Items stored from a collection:
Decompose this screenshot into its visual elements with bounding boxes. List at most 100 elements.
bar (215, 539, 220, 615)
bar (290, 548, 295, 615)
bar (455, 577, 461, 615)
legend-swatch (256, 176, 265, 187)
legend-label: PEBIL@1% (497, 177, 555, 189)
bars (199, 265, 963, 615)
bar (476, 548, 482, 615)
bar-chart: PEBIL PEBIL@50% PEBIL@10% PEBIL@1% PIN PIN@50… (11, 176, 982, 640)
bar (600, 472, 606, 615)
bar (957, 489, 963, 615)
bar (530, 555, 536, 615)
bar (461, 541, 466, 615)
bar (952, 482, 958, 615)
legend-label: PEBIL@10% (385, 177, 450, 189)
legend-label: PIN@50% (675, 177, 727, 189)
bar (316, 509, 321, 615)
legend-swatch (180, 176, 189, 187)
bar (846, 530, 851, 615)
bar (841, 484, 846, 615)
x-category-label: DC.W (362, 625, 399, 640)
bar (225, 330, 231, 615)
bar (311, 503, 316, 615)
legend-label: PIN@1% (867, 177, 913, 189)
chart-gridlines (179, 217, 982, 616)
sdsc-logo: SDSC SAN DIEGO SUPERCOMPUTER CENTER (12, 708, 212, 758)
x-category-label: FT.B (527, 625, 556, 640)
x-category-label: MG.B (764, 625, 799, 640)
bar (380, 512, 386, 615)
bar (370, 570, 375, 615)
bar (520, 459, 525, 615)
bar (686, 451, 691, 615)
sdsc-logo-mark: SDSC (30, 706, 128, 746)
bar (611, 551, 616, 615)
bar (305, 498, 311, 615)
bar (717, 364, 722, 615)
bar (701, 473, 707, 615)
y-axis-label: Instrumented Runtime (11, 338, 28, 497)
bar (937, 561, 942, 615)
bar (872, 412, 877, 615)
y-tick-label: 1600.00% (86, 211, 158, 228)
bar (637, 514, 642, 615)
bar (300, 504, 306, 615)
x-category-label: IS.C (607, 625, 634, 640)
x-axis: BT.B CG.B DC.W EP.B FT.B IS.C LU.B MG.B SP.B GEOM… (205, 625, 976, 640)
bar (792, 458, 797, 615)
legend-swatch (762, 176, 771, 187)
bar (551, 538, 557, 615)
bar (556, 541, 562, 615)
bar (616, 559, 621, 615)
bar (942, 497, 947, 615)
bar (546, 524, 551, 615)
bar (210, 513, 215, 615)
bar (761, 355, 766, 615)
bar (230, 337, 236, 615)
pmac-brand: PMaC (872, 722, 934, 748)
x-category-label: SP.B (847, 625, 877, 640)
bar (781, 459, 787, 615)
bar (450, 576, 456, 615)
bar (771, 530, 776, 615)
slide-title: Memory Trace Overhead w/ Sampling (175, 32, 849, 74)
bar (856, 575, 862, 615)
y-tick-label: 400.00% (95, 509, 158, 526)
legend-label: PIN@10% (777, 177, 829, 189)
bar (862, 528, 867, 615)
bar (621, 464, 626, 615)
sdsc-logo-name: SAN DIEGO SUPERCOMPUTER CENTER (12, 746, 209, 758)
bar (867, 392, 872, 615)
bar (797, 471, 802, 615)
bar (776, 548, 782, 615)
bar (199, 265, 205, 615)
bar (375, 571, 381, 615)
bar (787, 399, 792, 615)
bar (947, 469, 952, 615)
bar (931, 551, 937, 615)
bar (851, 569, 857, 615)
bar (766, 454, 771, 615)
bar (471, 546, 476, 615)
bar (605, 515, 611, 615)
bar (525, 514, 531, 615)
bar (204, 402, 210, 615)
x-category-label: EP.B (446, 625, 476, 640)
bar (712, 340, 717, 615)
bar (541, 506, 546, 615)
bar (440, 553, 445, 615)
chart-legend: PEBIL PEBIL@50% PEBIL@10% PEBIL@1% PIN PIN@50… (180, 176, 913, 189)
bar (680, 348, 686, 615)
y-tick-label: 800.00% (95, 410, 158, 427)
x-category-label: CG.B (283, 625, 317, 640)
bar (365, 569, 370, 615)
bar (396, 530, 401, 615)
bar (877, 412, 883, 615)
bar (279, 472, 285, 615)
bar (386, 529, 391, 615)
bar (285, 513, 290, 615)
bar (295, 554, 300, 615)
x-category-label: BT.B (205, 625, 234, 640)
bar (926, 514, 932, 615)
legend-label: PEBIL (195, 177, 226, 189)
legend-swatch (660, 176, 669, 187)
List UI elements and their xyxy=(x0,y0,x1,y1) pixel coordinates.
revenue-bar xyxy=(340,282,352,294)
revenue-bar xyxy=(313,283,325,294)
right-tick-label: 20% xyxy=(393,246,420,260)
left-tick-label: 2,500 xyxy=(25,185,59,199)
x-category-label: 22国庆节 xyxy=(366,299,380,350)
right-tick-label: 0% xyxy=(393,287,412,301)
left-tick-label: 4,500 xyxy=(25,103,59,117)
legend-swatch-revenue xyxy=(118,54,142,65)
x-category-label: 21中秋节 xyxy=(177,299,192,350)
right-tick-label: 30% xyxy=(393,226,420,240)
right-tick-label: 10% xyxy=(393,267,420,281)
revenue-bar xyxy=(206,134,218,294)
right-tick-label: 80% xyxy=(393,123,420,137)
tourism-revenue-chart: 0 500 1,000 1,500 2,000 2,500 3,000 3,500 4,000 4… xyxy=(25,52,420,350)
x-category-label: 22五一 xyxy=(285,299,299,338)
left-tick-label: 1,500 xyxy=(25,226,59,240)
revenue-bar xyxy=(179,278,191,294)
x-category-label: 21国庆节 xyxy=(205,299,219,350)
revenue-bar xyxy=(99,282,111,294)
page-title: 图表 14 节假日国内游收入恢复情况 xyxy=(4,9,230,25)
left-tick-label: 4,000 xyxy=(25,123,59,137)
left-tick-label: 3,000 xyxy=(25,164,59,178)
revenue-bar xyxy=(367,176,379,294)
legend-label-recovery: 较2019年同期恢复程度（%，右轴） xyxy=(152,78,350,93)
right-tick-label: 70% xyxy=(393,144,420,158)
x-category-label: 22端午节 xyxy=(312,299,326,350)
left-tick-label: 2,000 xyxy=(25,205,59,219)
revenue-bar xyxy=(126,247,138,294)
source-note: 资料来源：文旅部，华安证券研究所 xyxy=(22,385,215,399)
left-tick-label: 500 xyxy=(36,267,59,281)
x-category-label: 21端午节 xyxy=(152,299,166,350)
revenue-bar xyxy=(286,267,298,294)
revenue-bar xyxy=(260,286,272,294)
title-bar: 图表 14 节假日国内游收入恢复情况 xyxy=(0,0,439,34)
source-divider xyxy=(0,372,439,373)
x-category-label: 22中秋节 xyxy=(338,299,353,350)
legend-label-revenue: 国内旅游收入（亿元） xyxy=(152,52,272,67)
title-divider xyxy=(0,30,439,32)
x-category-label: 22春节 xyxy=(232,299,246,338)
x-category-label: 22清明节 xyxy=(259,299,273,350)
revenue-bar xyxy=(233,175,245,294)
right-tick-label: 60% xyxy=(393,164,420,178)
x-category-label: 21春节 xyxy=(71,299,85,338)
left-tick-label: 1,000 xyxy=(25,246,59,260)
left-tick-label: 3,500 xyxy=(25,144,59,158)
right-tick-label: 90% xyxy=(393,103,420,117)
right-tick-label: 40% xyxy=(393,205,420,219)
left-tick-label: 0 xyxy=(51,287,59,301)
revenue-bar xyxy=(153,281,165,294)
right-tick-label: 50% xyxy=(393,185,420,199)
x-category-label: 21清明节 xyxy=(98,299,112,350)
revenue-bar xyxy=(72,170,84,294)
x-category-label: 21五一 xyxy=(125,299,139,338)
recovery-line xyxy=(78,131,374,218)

### Your goal
Print every line of the records above verbatim, without changing anything.

### Answer to the task
Decompose this screenshot into its visual elements with bounding boxes. List at most 100 elements.
bar (215, 539, 220, 615)
bar (290, 548, 295, 615)
bar (455, 577, 461, 615)
legend-swatch (256, 176, 265, 187)
legend-label: PEBIL@1% (497, 177, 555, 189)
bars (199, 265, 963, 615)
bar (476, 548, 482, 615)
bar-chart: PEBIL PEBIL@50% PEBIL@10% PEBIL@1% PIN PIN@50… (11, 176, 982, 640)
bar (600, 472, 606, 615)
bar (957, 489, 963, 615)
bar (530, 555, 536, 615)
bar (461, 541, 466, 615)
bar (952, 482, 958, 615)
legend-label: PEBIL@10% (385, 177, 450, 189)
legend-label: PIN@50% (675, 177, 727, 189)
bar (316, 509, 321, 615)
legend-swatch (180, 176, 189, 187)
bar (846, 530, 851, 615)
bar (841, 484, 846, 615)
x-category-label: DC.W (362, 625, 399, 640)
bar (225, 330, 231, 615)
bar (311, 503, 316, 615)
legend-label: PIN@1% (867, 177, 913, 189)
chart-gridlines (179, 217, 982, 616)
sdsc-logo: SDSC SAN DIEGO SUPERCOMPUTER CENTER (12, 708, 212, 758)
x-category-label: FT.B (527, 625, 556, 640)
x-category-label: MG.B (764, 625, 799, 640)
bar (380, 512, 386, 615)
bar (370, 570, 375, 615)
bar (520, 459, 525, 615)
bar (686, 451, 691, 615)
sdsc-logo-mark: SDSC (30, 706, 128, 746)
bar (611, 551, 616, 615)
bar (305, 498, 311, 615)
bar (717, 364, 722, 615)
bar (701, 473, 707, 615)
y-axis-label: Instrumented Runtime (11, 338, 28, 497)
bar (937, 561, 942, 615)
bar (872, 412, 877, 615)
y-tick-label: 1600.00% (86, 211, 158, 228)
bar (637, 514, 642, 615)
bar (300, 504, 306, 615)
x-category-label: IS.C (607, 625, 634, 640)
x-axis: BT.B CG.B DC.W EP.B FT.B IS.C LU.B MG.B SP.B GEOM… (205, 625, 976, 640)
bar (792, 458, 797, 615)
legend-swatch (762, 176, 771, 187)
bar (551, 538, 557, 615)
bar (556, 541, 562, 615)
bar (616, 559, 621, 615)
bar (942, 497, 947, 615)
bar (546, 524, 551, 615)
bar (210, 513, 215, 615)
bar (761, 355, 766, 615)
bar (230, 337, 236, 615)
pmac-brand: PMaC (872, 722, 934, 748)
x-category-label: SP.B (847, 625, 877, 640)
bar (781, 459, 787, 615)
bar (450, 576, 456, 615)
bar (771, 530, 776, 615)
slide-title: Memory Trace Overhead w/ Sampling (175, 32, 849, 74)
bar (856, 575, 862, 615)
y-tick-label: 400.00% (95, 509, 158, 526)
legend-label: PIN@10% (777, 177, 829, 189)
bar (862, 528, 867, 615)
bar (621, 464, 626, 615)
sdsc-logo-name: SAN DIEGO SUPERCOMPUTER CENTER (12, 746, 209, 758)
bar (867, 392, 872, 615)
bar (797, 471, 802, 615)
bar (776, 548, 782, 615)
bar (199, 265, 205, 615)
bar (375, 571, 381, 615)
bar (787, 399, 792, 615)
bar (947, 469, 952, 615)
bar (931, 551, 937, 615)
bar (851, 569, 857, 615)
bar (766, 454, 771, 615)
bar (471, 546, 476, 615)
bar (605, 515, 611, 615)
bar (525, 514, 531, 615)
bar (204, 402, 210, 615)
x-category-label: EP.B (446, 625, 476, 640)
bar (712, 340, 717, 615)
bar (541, 506, 546, 615)
bar (440, 553, 445, 615)
chart-legend: PEBIL PEBIL@50% PEBIL@10% PEBIL@1% PIN PIN@50… (180, 176, 913, 189)
bar (680, 348, 686, 615)
y-tick-label: 800.00% (95, 410, 158, 427)
x-category-label: CG.B (283, 625, 317, 640)
bar (365, 569, 370, 615)
bar (396, 530, 401, 615)
bar (877, 412, 883, 615)
bar (279, 472, 285, 615)
bar (386, 529, 391, 615)
bar (285, 513, 290, 615)
bar (295, 554, 300, 615)
x-category-label: BT.B (205, 625, 234, 640)
bar (926, 514, 932, 615)
legend-label: PEBIL (195, 177, 226, 189)
legend-swatch (660, 176, 669, 187)
List UI elements and their xyxy=(x0,y0,x1,y1) pixel coordinates.
revenue-bar xyxy=(340,282,352,294)
revenue-bar xyxy=(313,283,325,294)
right-tick-label: 20% xyxy=(393,246,420,260)
left-tick-label: 2,500 xyxy=(25,185,59,199)
x-category-label: 22国庆节 xyxy=(366,299,380,350)
right-tick-label: 0% xyxy=(393,287,412,301)
left-tick-label: 4,500 xyxy=(25,103,59,117)
legend-swatch-revenue xyxy=(118,54,142,65)
x-category-label: 21中秋节 xyxy=(177,299,192,350)
right-tick-label: 30% xyxy=(393,226,420,240)
right-tick-label: 10% xyxy=(393,267,420,281)
revenue-bar xyxy=(206,134,218,294)
right-tick-label: 80% xyxy=(393,123,420,137)
tourism-revenue-chart: 0 500 1,000 1,500 2,000 2,500 3,000 3,500 4,000 4… xyxy=(25,52,420,350)
x-category-label: 22五一 xyxy=(285,299,299,338)
left-tick-label: 1,500 xyxy=(25,226,59,240)
revenue-bar xyxy=(179,278,191,294)
x-category-label: 21国庆节 xyxy=(205,299,219,350)
revenue-bar xyxy=(99,282,111,294)
page-title: 图表 14 节假日国内游收入恢复情况 xyxy=(4,9,230,25)
left-tick-label: 4,000 xyxy=(25,123,59,137)
left-tick-label: 3,000 xyxy=(25,164,59,178)
revenue-bar xyxy=(367,176,379,294)
legend-label-recovery: 较2019年同期恢复程度（%，右轴） xyxy=(152,78,350,93)
right-tick-label: 70% xyxy=(393,144,420,158)
x-category-label: 22端午节 xyxy=(312,299,326,350)
left-tick-label: 2,000 xyxy=(25,205,59,219)
revenue-bar xyxy=(126,247,138,294)
source-note: 资料来源：文旅部，华安证券研究所 xyxy=(22,385,215,399)
left-tick-label: 500 xyxy=(36,267,59,281)
x-category-label: 21端午节 xyxy=(152,299,166,350)
revenue-bar xyxy=(286,267,298,294)
revenue-bar xyxy=(260,286,272,294)
title-bar: 图表 14 节假日国内游收入恢复情况 xyxy=(0,0,439,34)
source-divider xyxy=(0,372,439,373)
x-category-label: 22中秋节 xyxy=(338,299,353,350)
legend-label-revenue: 国内旅游收入（亿元） xyxy=(152,52,272,67)
title-divider xyxy=(0,30,439,32)
x-category-label: 22春节 xyxy=(232,299,246,338)
x-category-label: 22清明节 xyxy=(259,299,273,350)
revenue-bar xyxy=(233,175,245,294)
right-tick-label: 60% xyxy=(393,164,420,178)
x-category-label: 21春节 xyxy=(71,299,85,338)
left-tick-label: 1,000 xyxy=(25,246,59,260)
left-tick-label: 3,500 xyxy=(25,144,59,158)
right-tick-label: 90% xyxy=(393,103,420,117)
right-tick-label: 40% xyxy=(393,205,420,219)
left-tick-label: 0 xyxy=(51,287,59,301)
revenue-bar xyxy=(153,281,165,294)
right-tick-label: 50% xyxy=(393,185,420,199)
x-category-label: 21清明节 xyxy=(98,299,112,350)
revenue-bar xyxy=(72,170,84,294)
x-category-label: 21五一 xyxy=(125,299,139,338)
recovery-line xyxy=(78,131,374,218)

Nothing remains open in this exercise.